■ TASKS FOR THIS EXERCISE ■
A) According to the employment agencies text, why are protections set out in the employment agency legislation?
B) Do these statements agree with the employment agencies text? (i) Work-seekers working through an employment agency are always employees. (ii) Work-seekers who are employees or workers are entitled to paid leave. (iii) The protections for treating work-seekers fairly are set out in the employment agency legislation.

■ GIVEN TEXT ■
Employment agencies and employment businesses

General principles to running an employment agency or an employment business


Work-seekers working through an employment agency or employment business may be employees or workers as defined in employment legislation.

If so they will be entitled to employment rights such as to be paid at least the national minimum wage and rights to rest breaks and paid leave. Read more on employment status.

Treating work-seekers fairly

There are protections in place and set out in the employment agency legislation to ensure that work-seekers are treated fairly.

■ Annotated element listings ■

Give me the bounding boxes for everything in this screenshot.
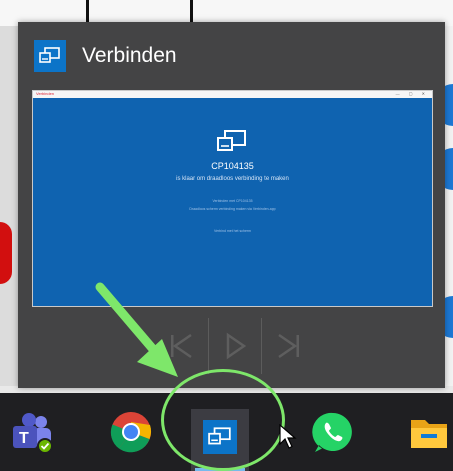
whatsapp-icon (312, 412, 352, 452)
media-controls (155, 318, 315, 374)
taskbar-thumbnail-popup[interactable]: Verbinden Verbinden — ▢ ✕ CP104135 is kl… (18, 22, 445, 388)
popup-title: Verbinden (82, 44, 177, 67)
taskbar-app-file-explorer[interactable] (404, 407, 453, 457)
connect-app-tile (203, 420, 237, 454)
popup-header: Verbinden (18, 22, 445, 90)
device-name: CP104135 (211, 161, 254, 171)
next-button[interactable] (261, 318, 315, 374)
preview-titlebar: Verbinden — ▢ ✕ (33, 91, 432, 98)
teams-icon: T (13, 413, 53, 454)
window-preview[interactable]: Verbinden — ▢ ✕ CP104135 is klaar om dra… (32, 90, 433, 307)
detail-text: Verbind met het scherm (214, 229, 251, 233)
skip-next-icon (277, 333, 299, 359)
taskbar: T (0, 393, 453, 471)
preview-window-title: Verbinden (36, 91, 55, 96)
connect-app-icon (34, 40, 66, 72)
preview-window-controls: — ▢ ✕ (395, 91, 429, 96)
taskbar-app-teams[interactable]: T (8, 407, 58, 457)
previous-button[interactable] (155, 318, 208, 374)
svg-text:T: T (19, 430, 29, 447)
skip-previous-icon (171, 333, 193, 359)
file-explorer-icon (411, 420, 447, 448)
chrome-icon (110, 412, 152, 453)
background-window-left (0, 26, 20, 386)
taskbar-app-whatsapp[interactable] (308, 407, 358, 457)
connect-icon (208, 427, 231, 445)
taskbar-app-chrome[interactable] (106, 407, 156, 457)
instruction-text: is klaar om draadloos verbinding te make… (176, 176, 289, 182)
detail-text: Draadloos scherm verbinding maken via Ve… (189, 207, 276, 211)
taskbar-app-verbinden[interactable] (191, 409, 249, 471)
detail-text: Verbinden met CP104135 (212, 199, 253, 203)
background-red-element (0, 222, 12, 284)
play-button[interactable] (207, 318, 262, 374)
play-icon (226, 332, 247, 360)
mouse-cursor-icon (279, 424, 297, 449)
cast-icon (217, 130, 246, 151)
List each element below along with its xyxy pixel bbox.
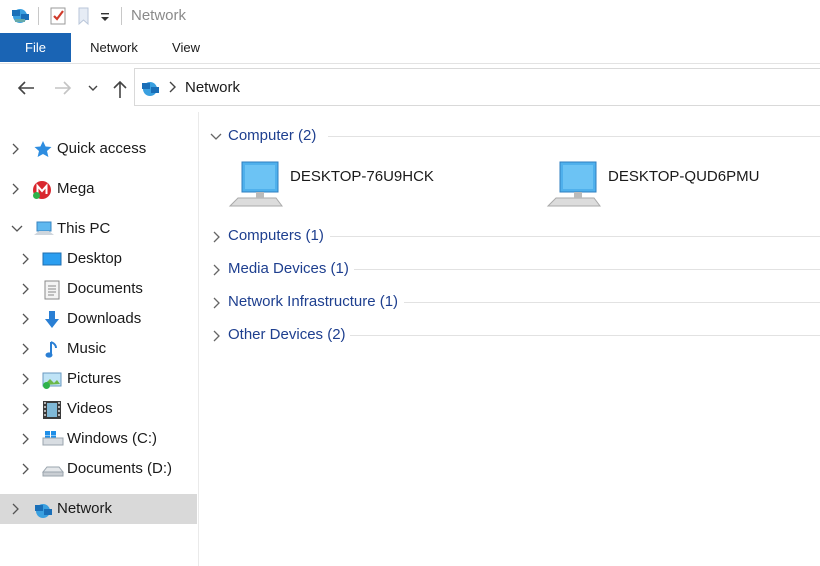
address-row: Network (0, 64, 820, 112)
tab-view[interactable]: View (160, 33, 212, 62)
address-bar[interactable]: Network (134, 68, 820, 106)
nav-label: Pictures (67, 370, 122, 387)
group-divider (330, 236, 820, 237)
documents-folder-icon (43, 280, 63, 300)
nav-item-music[interactable]: Music (0, 334, 197, 364)
videos-folder-icon (42, 400, 62, 419)
nav-label: Music (67, 340, 107, 357)
nav-item-documents-d[interactable]: Documents (D:) (0, 454, 197, 484)
nav-label: Network (57, 500, 113, 517)
collapse-chevron-icon[interactable] (209, 130, 223, 148)
nav-item-documents[interactable]: Documents (0, 274, 197, 304)
nav-item-pictures[interactable]: Pictures (0, 364, 197, 394)
computer-icon (546, 160, 602, 217)
computer-item[interactable]: DESKTOP-QUD6PMU (546, 160, 786, 216)
group-label: Computers (1) (228, 227, 324, 244)
computer-icon (228, 160, 284, 217)
expand-chevron-icon[interactable] (10, 182, 20, 201)
expand-chevron-icon[interactable] (10, 502, 20, 521)
nav-label: Documents (D:) (67, 460, 173, 477)
group-label: Network Infrastructure (1) (228, 293, 399, 310)
window-title: Network (131, 7, 187, 24)
group-network-infrastructure[interactable]: Network Infrastructure (1) (200, 290, 820, 314)
nav-label: Downloads (67, 310, 142, 327)
tab-network[interactable]: Network (80, 33, 148, 62)
pictures-folder-icon (42, 370, 62, 389)
up-button[interactable] (109, 78, 133, 98)
nav-label: Desktop (67, 250, 123, 267)
nav-item-mega[interactable]: Mega (0, 174, 197, 204)
group-label: Media Devices (1) (228, 260, 349, 277)
nav-item-quick-access[interactable]: Quick access (0, 134, 197, 164)
nav-item-windows-c[interactable]: Windows (C:) (0, 424, 197, 454)
computer-name: DESKTOP-QUD6PMU (608, 168, 760, 185)
breadcrumb-network[interactable]: Network (185, 79, 240, 96)
nav-label: Videos (67, 400, 113, 417)
collapse-chevron-icon[interactable] (10, 222, 24, 241)
recent-locations-button[interactable] (86, 78, 100, 98)
expand-chevron-icon[interactable] (20, 402, 30, 421)
expand-chevron-icon[interactable] (20, 372, 30, 391)
group-computer[interactable]: Computer (2) (200, 124, 820, 148)
nav-item-downloads[interactable]: Downloads (0, 304, 197, 334)
computer-name: DESKTOP-76U9HCK (290, 168, 434, 185)
nav-label: This PC (57, 220, 111, 237)
expand-chevron-icon[interactable] (209, 296, 223, 314)
expand-chevron-icon[interactable] (20, 252, 30, 271)
breadcrumb-chevron-icon[interactable] (167, 80, 177, 99)
group-other-devices[interactable]: Other Devices (2) (200, 323, 820, 347)
group-divider (354, 269, 820, 270)
group-media-devices[interactable]: Media Devices (1) (200, 257, 820, 281)
this-pc-icon (33, 220, 54, 238)
title-bar: Network (0, 0, 820, 33)
nav-item-network[interactable]: Network (0, 494, 197, 524)
expand-chevron-icon[interactable] (20, 282, 30, 301)
customize-toolbar-icon[interactable] (100, 10, 110, 28)
desktop-folder-icon (42, 250, 62, 268)
nav-item-this-pc[interactable]: This PC (0, 214, 197, 244)
ribbon-tabs: File Network View (0, 33, 820, 64)
expand-chevron-icon[interactable] (10, 142, 20, 161)
properties-icon[interactable] (49, 6, 67, 31)
content-pane: Computer (2) DESKTOP-76U9HCK DESKTOP-QUD… (200, 112, 820, 566)
computer-item[interactable]: DESKTOP-76U9HCK (228, 160, 468, 216)
navigation-pane: Quick access Mega This PC Desktop Docume… (0, 112, 199, 566)
drive-icon (41, 460, 65, 478)
nav-label: Quick access (57, 140, 147, 157)
network-location-icon (139, 78, 161, 103)
back-button[interactable] (14, 78, 38, 98)
group-divider (404, 302, 820, 303)
tab-file[interactable]: File (0, 33, 71, 62)
mega-icon (32, 180, 52, 199)
expand-chevron-icon[interactable] (209, 329, 223, 347)
group-label: Other Devices (2) (228, 326, 346, 343)
nav-label: Windows (C:) (67, 430, 158, 447)
network-icon (32, 500, 52, 518)
star-icon (33, 140, 53, 158)
nav-item-videos[interactable]: Videos (0, 394, 197, 424)
group-computers[interactable]: Computers (1) (200, 224, 820, 248)
expand-chevron-icon[interactable] (209, 263, 223, 281)
group-divider (328, 136, 820, 137)
nav-label: Documents (67, 280, 143, 297)
music-folder-icon (43, 340, 63, 358)
nav-item-desktop[interactable]: Desktop (0, 244, 197, 274)
expand-chevron-icon[interactable] (209, 230, 223, 248)
group-label: Computer (2) (228, 127, 317, 144)
windows-drive-icon (42, 430, 64, 448)
downloads-folder-icon (43, 310, 63, 328)
expand-chevron-icon[interactable] (20, 312, 30, 331)
expand-chevron-icon[interactable] (20, 342, 30, 361)
expand-chevron-icon[interactable] (20, 432, 30, 451)
forward-button[interactable] (51, 78, 75, 98)
expand-chevron-icon[interactable] (20, 462, 30, 481)
nav-label: Mega (57, 180, 95, 197)
group-divider (350, 335, 820, 336)
new-folder-icon[interactable] (76, 6, 92, 31)
network-app-icon (9, 5, 31, 30)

■ CORRECT ANSWERS ■
A) They are there to ensure that work-seekers are treated fairly.

B)
(i) No: "may be employees or workers as defined in employment legislation."
(ii) Yes: "rights to rest breaks and paid leave."
(iii) Yes: "set out in the employment agency legislation to ensure that work-seekers are treated fairly."